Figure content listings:

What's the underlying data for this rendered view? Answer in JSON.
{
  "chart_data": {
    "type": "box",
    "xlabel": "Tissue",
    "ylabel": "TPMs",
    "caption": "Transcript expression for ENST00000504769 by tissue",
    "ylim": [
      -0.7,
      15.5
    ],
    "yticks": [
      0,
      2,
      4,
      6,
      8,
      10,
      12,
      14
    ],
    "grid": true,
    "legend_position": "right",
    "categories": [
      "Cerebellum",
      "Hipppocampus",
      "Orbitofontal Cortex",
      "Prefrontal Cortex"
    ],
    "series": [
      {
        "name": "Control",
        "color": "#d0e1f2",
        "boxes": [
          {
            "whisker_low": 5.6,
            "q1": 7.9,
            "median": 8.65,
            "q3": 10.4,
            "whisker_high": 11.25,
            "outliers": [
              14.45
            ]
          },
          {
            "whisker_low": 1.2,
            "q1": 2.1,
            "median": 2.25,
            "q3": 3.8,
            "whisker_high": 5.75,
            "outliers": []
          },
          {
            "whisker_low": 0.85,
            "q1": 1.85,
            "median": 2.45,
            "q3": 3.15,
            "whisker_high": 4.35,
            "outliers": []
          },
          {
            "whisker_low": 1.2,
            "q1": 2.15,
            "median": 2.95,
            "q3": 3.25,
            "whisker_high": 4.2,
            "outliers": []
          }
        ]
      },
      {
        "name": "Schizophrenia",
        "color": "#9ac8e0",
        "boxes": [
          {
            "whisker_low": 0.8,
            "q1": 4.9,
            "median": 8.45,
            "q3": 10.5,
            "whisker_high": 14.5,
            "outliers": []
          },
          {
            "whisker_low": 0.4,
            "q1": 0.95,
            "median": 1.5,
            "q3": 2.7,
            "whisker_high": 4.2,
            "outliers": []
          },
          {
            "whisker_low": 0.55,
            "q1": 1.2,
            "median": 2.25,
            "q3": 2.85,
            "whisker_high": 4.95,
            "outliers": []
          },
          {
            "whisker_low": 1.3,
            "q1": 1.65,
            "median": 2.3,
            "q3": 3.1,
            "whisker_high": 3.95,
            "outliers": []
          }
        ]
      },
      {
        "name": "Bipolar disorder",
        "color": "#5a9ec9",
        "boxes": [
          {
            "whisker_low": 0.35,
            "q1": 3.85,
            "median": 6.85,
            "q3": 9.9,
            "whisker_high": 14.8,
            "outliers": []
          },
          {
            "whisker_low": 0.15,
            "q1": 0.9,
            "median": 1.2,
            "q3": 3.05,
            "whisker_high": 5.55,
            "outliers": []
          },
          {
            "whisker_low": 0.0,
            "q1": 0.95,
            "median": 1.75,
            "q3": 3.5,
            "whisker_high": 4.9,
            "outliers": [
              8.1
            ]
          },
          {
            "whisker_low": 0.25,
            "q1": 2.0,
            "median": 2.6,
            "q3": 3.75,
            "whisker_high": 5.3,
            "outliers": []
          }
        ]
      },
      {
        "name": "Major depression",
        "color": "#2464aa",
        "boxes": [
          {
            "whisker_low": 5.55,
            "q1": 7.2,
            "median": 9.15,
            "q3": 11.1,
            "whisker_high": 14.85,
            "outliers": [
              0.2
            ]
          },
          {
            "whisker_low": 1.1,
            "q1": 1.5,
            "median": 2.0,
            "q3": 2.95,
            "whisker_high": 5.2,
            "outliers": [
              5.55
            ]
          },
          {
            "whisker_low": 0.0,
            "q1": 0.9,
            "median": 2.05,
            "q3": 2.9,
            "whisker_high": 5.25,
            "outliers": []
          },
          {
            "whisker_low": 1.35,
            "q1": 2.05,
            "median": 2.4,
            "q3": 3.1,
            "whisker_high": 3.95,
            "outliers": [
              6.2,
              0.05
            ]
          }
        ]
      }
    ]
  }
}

Work instructions: Collect the lines that hold "color".

Output:
        "color": "#d0e1f2",
        "color": "#9ac8e0",
        "color": "#5a9ec9",
        "color": "#2464aa",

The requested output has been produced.